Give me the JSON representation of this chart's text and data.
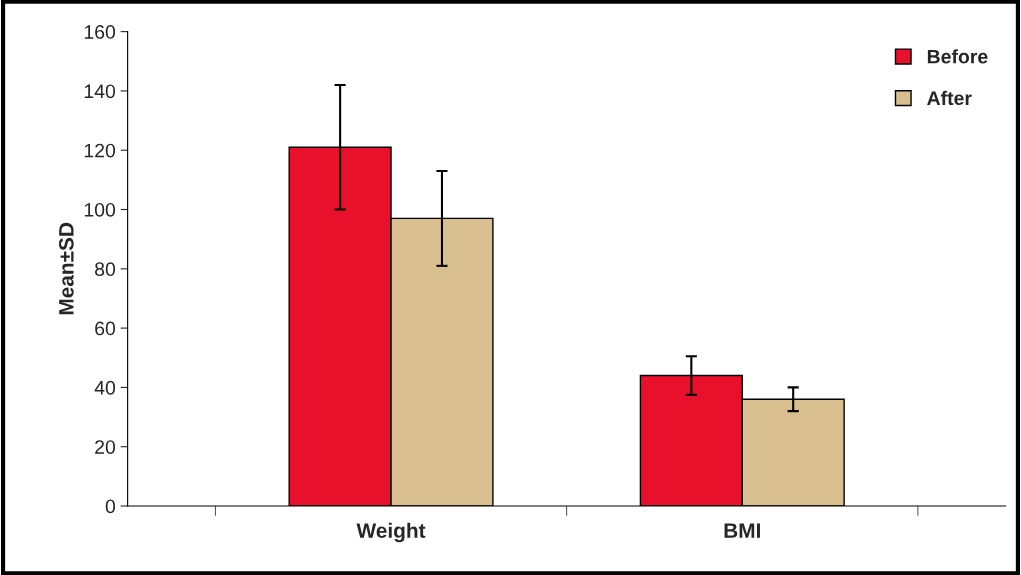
{
  "chart_data": {
    "type": "bar",
    "ylabel": "Mean±SD",
    "categories": [
      "Weight",
      "BMI"
    ],
    "series": [
      {
        "name": "Before",
        "color": "#e8102a",
        "values": [
          121,
          44
        ],
        "errors": [
          21,
          6.5
        ]
      },
      {
        "name": "After",
        "color": "#d9bf8f",
        "values": [
          97,
          36
        ],
        "errors": [
          16,
          4
        ]
      }
    ],
    "ylim": [
      0,
      160
    ],
    "yticks": [
      0,
      20,
      40,
      60,
      80,
      100,
      120,
      140,
      160
    ],
    "grid": false,
    "legend": "top right"
  }
}
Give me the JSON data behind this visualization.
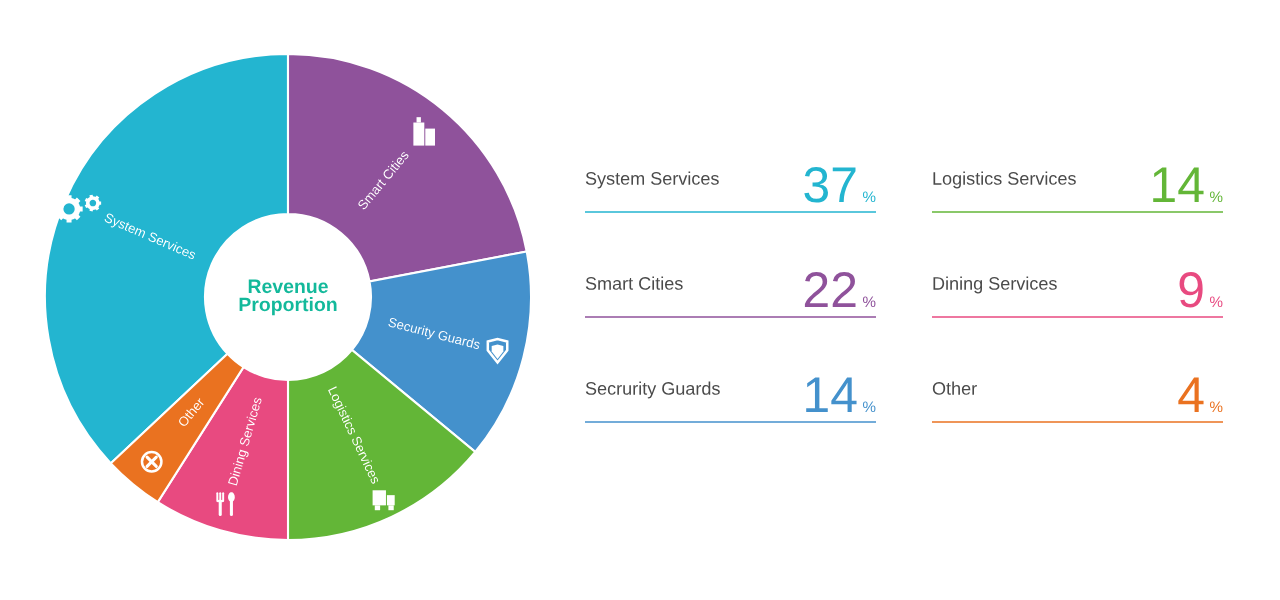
{
  "chart_data": [
    {
      "type": "donut",
      "title": "Revenue\nProportion",
      "categories": [
        "System Services",
        "Smart Cities",
        "Security Guards",
        "Logistics Services",
        "Dining Services",
        "Other"
      ],
      "values": [
        37,
        22,
        14,
        14,
        9,
        4
      ],
      "colors": [
        "#23b5d0",
        "#8f529b",
        "#4491cc",
        "#63b637",
        "#e84a80",
        "#ea7220"
      ]
    },
    {
      "type": "other",
      "annotations": [
        "System Services",
        "37%",
        "Smart Cities",
        "22%",
        "Secrurity Guards",
        "14%",
        "Logistics Services",
        "14%",
        "Dining Services",
        "9%",
        "Other",
        "4%"
      ]
    }
  ]
}
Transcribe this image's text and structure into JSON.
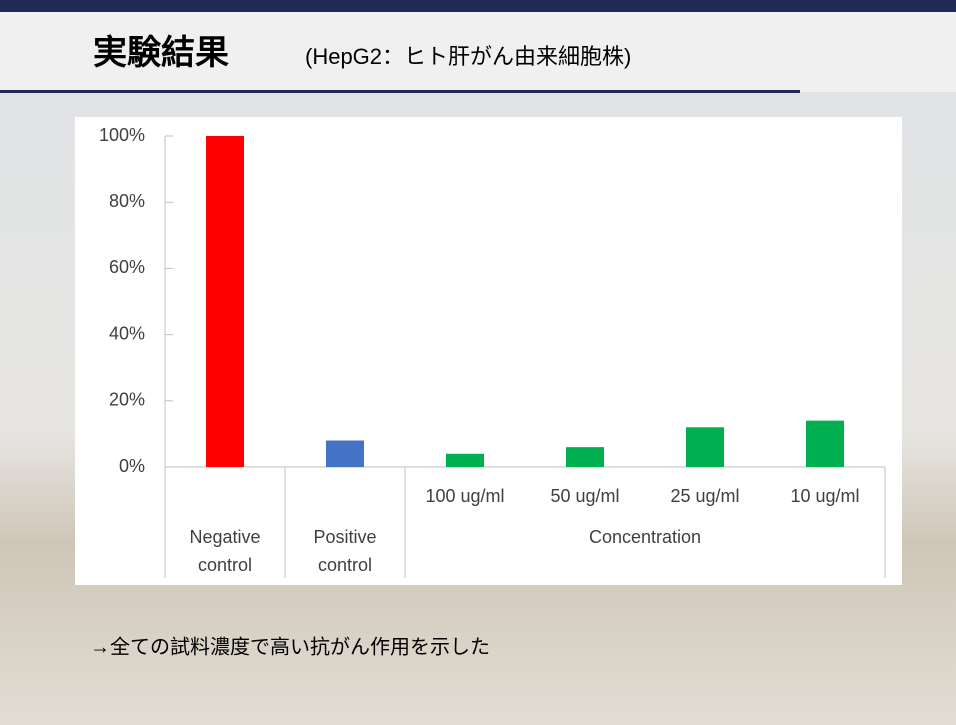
{
  "chart_data": {
    "type": "bar",
    "title": "実験結果",
    "subtitle": "(HepG2：ヒト肝がん由来細胞株)",
    "categories": [
      "Negative control",
      "Positive control",
      "100 ug/ml",
      "50 ug/ml",
      "25 ug/ml",
      "10 ug/ml"
    ],
    "group_of": [
      null,
      null,
      "Concentration",
      "Concentration",
      "Concentration",
      "Concentration"
    ],
    "values": [
      100,
      8,
      4,
      6,
      12,
      14
    ],
    "colors": [
      "#ff0000",
      "#4472c4",
      "#00b050",
      "#00b050",
      "#00b050",
      "#00b050"
    ],
    "ylim": [
      0,
      100
    ],
    "yticks": [
      {
        "value": 0,
        "label": "0%"
      },
      {
        "value": 20,
        "label": "20%"
      },
      {
        "value": 40,
        "label": "40%"
      },
      {
        "value": 60,
        "label": "60%"
      },
      {
        "value": 80,
        "label": "80%"
      },
      {
        "value": 100,
        "label": "100%"
      }
    ],
    "footnote": "→全ての試料濃度で高い抗がん作用を示した"
  }
}
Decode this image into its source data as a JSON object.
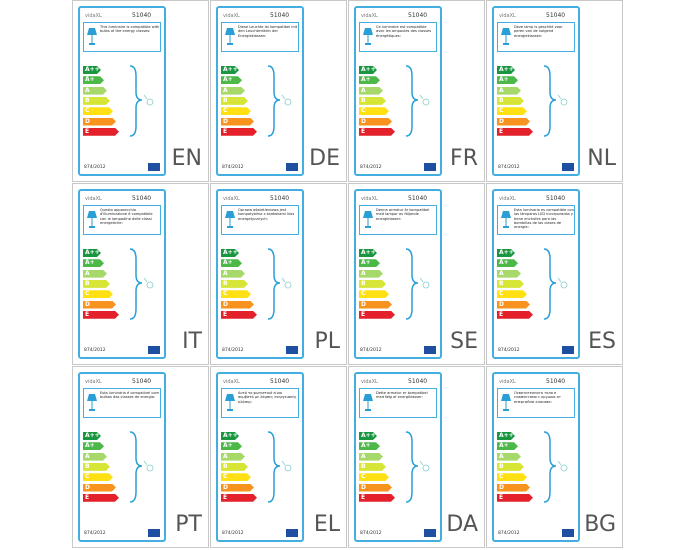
{
  "brand": "vidaXL",
  "model": "51040",
  "regulation": "874/2012",
  "classes": [
    {
      "label": "A++",
      "color": "#1a9641"
    },
    {
      "label": "A+",
      "color": "#4cb848"
    },
    {
      "label": "A",
      "color": "#a6d96a"
    },
    {
      "label": "B",
      "color": "#d6e536"
    },
    {
      "label": "C",
      "color": "#fee013"
    },
    {
      "label": "D",
      "color": "#f7931e"
    },
    {
      "label": "E",
      "color": "#e4202a"
    }
  ],
  "labels": [
    {
      "lang": "EN",
      "text": "This luminaire is compatible with bulbs of the energy classes:"
    },
    {
      "lang": "DE",
      "text": "Diese Leuchte ist kompatibel mit den Leuchtmitteln der Energieklassen:"
    },
    {
      "lang": "FR",
      "text": "Ce luminaire est compatible avec les ampoules des classes énergétiques:"
    },
    {
      "lang": "NL",
      "text": "Deze lamp is geschikt voor peren van de volgend energieklassen:"
    },
    {
      "lang": "IT",
      "text": "Questo apparecchio d'illuminazione è compatibile con le lampadine delle classi energetiche:"
    },
    {
      "lang": "PL",
      "text": "Oprawa oświetleniowa jest kompatybilna z żarówkami klas energetycznych:"
    },
    {
      "lang": "SE",
      "text": "Denna armatur är kompatibel med lampor av följande energiklasser:"
    },
    {
      "lang": "ES",
      "text": "Esta luminaria es compatible con las lámparas LED incorporadas y tiene enchufes para las bombillas de las clases de energía:"
    },
    {
      "lang": "PT",
      "text": "Esta luminária é compatível com bulbos das classes de energia:"
    },
    {
      "lang": "EL",
      "text": "Αυτό το φωτιστικό είναι συμβατό με λάμπες ενεργειακής κλάσης:"
    },
    {
      "lang": "DA",
      "text": "Dette armatur er kompatibel med følg af energiklasser:"
    },
    {
      "lang": "BG",
      "text": "Осветителното тяло е съвместимо с крушки от енергийни класове:"
    }
  ]
}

——

Exercise requirements — Scan the listing above. Collect all lines with the word "type".

Worked solution —
    "type": "bar",
      "type": "donut",
      "type": "other",
    "type": "bar",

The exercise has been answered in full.